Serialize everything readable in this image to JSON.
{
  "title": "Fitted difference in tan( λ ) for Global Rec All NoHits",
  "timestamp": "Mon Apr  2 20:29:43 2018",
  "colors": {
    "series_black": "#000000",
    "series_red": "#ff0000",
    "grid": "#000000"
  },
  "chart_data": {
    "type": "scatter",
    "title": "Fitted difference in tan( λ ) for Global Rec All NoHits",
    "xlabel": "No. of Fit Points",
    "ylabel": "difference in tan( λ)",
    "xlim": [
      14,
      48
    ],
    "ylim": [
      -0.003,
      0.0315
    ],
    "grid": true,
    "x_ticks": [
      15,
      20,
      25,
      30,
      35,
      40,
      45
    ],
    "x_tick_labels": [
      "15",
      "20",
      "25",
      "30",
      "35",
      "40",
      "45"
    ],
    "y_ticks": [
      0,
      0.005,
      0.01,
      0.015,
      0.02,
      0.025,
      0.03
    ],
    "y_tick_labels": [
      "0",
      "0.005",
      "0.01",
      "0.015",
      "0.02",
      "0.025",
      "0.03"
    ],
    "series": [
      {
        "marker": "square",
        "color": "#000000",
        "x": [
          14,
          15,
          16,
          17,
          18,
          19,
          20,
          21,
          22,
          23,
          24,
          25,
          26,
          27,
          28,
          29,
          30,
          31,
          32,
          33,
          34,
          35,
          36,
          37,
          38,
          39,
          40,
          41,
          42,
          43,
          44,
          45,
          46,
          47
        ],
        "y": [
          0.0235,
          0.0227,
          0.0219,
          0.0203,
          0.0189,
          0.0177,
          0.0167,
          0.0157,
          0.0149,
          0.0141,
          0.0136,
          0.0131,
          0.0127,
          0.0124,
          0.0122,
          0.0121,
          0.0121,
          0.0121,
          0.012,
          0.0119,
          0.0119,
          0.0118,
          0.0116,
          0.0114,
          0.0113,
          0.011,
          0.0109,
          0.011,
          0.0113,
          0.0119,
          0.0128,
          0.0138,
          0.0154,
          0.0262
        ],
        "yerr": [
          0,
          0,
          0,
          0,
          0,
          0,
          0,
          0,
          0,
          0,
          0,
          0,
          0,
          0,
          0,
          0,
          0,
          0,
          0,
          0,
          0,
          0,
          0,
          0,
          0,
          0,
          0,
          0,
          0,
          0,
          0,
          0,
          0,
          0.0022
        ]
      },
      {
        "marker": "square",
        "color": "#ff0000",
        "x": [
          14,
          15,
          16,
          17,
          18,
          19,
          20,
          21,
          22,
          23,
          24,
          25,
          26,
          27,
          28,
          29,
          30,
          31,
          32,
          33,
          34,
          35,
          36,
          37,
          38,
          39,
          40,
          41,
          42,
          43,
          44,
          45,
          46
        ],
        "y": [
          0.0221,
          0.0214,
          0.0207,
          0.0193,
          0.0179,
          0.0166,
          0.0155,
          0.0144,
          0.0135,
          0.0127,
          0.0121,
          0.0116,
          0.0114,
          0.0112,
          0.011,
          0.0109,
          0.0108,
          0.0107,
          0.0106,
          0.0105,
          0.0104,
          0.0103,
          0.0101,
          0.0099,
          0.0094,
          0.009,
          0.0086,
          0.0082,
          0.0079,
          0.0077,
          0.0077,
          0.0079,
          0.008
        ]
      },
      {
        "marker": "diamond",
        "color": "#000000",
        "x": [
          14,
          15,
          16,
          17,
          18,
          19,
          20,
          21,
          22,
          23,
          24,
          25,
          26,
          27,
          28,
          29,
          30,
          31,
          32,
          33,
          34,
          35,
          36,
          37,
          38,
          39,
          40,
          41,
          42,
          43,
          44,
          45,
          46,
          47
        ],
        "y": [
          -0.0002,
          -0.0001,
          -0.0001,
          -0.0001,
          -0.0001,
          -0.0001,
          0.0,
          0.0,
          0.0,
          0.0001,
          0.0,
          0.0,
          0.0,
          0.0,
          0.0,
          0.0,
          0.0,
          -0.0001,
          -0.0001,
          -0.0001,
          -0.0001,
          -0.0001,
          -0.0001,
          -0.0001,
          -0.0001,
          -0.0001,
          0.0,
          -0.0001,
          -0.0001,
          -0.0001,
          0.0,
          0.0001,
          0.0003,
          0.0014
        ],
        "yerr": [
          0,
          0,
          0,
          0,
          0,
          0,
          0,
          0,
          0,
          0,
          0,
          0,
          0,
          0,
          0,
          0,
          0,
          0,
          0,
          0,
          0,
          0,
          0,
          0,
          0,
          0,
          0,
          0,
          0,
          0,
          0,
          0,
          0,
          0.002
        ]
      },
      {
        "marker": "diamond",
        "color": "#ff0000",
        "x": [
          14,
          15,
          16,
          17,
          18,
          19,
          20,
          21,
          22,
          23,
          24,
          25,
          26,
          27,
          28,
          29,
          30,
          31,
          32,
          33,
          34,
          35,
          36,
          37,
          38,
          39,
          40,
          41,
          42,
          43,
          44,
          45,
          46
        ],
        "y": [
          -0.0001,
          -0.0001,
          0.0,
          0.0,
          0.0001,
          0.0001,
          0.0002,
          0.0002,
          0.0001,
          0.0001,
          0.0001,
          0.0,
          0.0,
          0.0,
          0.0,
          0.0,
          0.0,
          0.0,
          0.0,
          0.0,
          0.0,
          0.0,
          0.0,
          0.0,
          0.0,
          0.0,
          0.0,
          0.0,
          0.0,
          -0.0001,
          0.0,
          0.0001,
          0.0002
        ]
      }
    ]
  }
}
********
Exercise details ▸ Return all of the entries word for word.

Full solution ▸
Serialize everything readable in this image to JSON.
{
  "title": "Fitted difference in tan( λ ) for Global Rec All NoHits",
  "timestamp": "Mon Apr  2 20:29:43 2018",
  "colors": {
    "series_black": "#000000",
    "series_red": "#ff0000",
    "grid": "#000000"
  },
  "chart_data": {
    "type": "scatter",
    "title": "Fitted difference in tan( λ ) for Global Rec All NoHits",
    "xlabel": "No. of Fit Points",
    "ylabel": "difference in tan( λ)",
    "xlim": [
      14,
      48
    ],
    "ylim": [
      -0.003,
      0.0315
    ],
    "grid": true,
    "x_ticks": [
      15,
      20,
      25,
      30,
      35,
      40,
      45
    ],
    "x_tick_labels": [
      "15",
      "20",
      "25",
      "30",
      "35",
      "40",
      "45"
    ],
    "y_ticks": [
      0,
      0.005,
      0.01,
      0.015,
      0.02,
      0.025,
      0.03
    ],
    "y_tick_labels": [
      "0",
      "0.005",
      "0.01",
      "0.015",
      "0.02",
      "0.025",
      "0.03"
    ],
    "series": [
      {
        "marker": "square",
        "color": "#000000",
        "x": [
          14,
          15,
          16,
          17,
          18,
          19,
          20,
          21,
          22,
          23,
          24,
          25,
          26,
          27,
          28,
          29,
          30,
          31,
          32,
          33,
          34,
          35,
          36,
          37,
          38,
          39,
          40,
          41,
          42,
          43,
          44,
          45,
          46,
          47
        ],
        "y": [
          0.0235,
          0.0227,
          0.0219,
          0.0203,
          0.0189,
          0.0177,
          0.0167,
          0.0157,
          0.0149,
          0.0141,
          0.0136,
          0.0131,
          0.0127,
          0.0124,
          0.0122,
          0.0121,
          0.0121,
          0.0121,
          0.012,
          0.0119,
          0.0119,
          0.0118,
          0.0116,
          0.0114,
          0.0113,
          0.011,
          0.0109,
          0.011,
          0.0113,
          0.0119,
          0.0128,
          0.0138,
          0.0154,
          0.0262
        ],
        "yerr": [
          0,
          0,
          0,
          0,
          0,
          0,
          0,
          0,
          0,
          0,
          0,
          0,
          0,
          0,
          0,
          0,
          0,
          0,
          0,
          0,
          0,
          0,
          0,
          0,
          0,
          0,
          0,
          0,
          0,
          0,
          0,
          0,
          0,
          0.0022
        ]
      },
      {
        "marker": "square",
        "color": "#ff0000",
        "x": [
          14,
          15,
          16,
          17,
          18,
          19,
          20,
          21,
          22,
          23,
          24,
          25,
          26,
          27,
          28,
          29,
          30,
          31,
          32,
          33,
          34,
          35,
          36,
          37,
          38,
          39,
          40,
          41,
          42,
          43,
          44,
          45,
          46
        ],
        "y": [
          0.0221,
          0.0214,
          0.0207,
          0.0193,
          0.0179,
          0.0166,
          0.0155,
          0.0144,
          0.0135,
          0.0127,
          0.0121,
          0.0116,
          0.0114,
          0.0112,
          0.011,
          0.0109,
          0.0108,
          0.0107,
          0.0106,
          0.0105,
          0.0104,
          0.0103,
          0.0101,
          0.0099,
          0.0094,
          0.009,
          0.0086,
          0.0082,
          0.0079,
          0.0077,
          0.0077,
          0.0079,
          0.008
        ]
      },
      {
        "marker": "diamond",
        "color": "#000000",
        "x": [
          14,
          15,
          16,
          17,
          18,
          19,
          20,
          21,
          22,
          23,
          24,
          25,
          26,
          27,
          28,
          29,
          30,
          31,
          32,
          33,
          34,
          35,
          36,
          37,
          38,
          39,
          40,
          41,
          42,
          43,
          44,
          45,
          46,
          47
        ],
        "y": [
          -0.0002,
          -0.0001,
          -0.0001,
          -0.0001,
          -0.0001,
          -0.0001,
          0.0,
          0.0,
          0.0,
          0.0001,
          0.0,
          0.0,
          0.0,
          0.0,
          0.0,
          0.0,
          0.0,
          -0.0001,
          -0.0001,
          -0.0001,
          -0.0001,
          -0.0001,
          -0.0001,
          -0.0001,
          -0.0001,
          -0.0001,
          0.0,
          -0.0001,
          -0.0001,
          -0.0001,
          0.0,
          0.0001,
          0.0003,
          0.0014
        ],
        "yerr": [
          0,
          0,
          0,
          0,
          0,
          0,
          0,
          0,
          0,
          0,
          0,
          0,
          0,
          0,
          0,
          0,
          0,
          0,
          0,
          0,
          0,
          0,
          0,
          0,
          0,
          0,
          0,
          0,
          0,
          0,
          0,
          0,
          0,
          0.002
        ]
      },
      {
        "marker": "diamond",
        "color": "#ff0000",
        "x": [
          14,
          15,
          16,
          17,
          18,
          19,
          20,
          21,
          22,
          23,
          24,
          25,
          26,
          27,
          28,
          29,
          30,
          31,
          32,
          33,
          34,
          35,
          36,
          37,
          38,
          39,
          40,
          41,
          42,
          43,
          44,
          45,
          46
        ],
        "y": [
          -0.0001,
          -0.0001,
          0.0,
          0.0,
          0.0001,
          0.0001,
          0.0002,
          0.0002,
          0.0001,
          0.0001,
          0.0001,
          0.0,
          0.0,
          0.0,
          0.0,
          0.0,
          0.0,
          0.0,
          0.0,
          0.0,
          0.0,
          0.0,
          0.0,
          0.0,
          0.0,
          0.0,
          0.0,
          0.0,
          0.0,
          -0.0001,
          0.0,
          0.0001,
          0.0002
        ]
      }
    ]
  }
}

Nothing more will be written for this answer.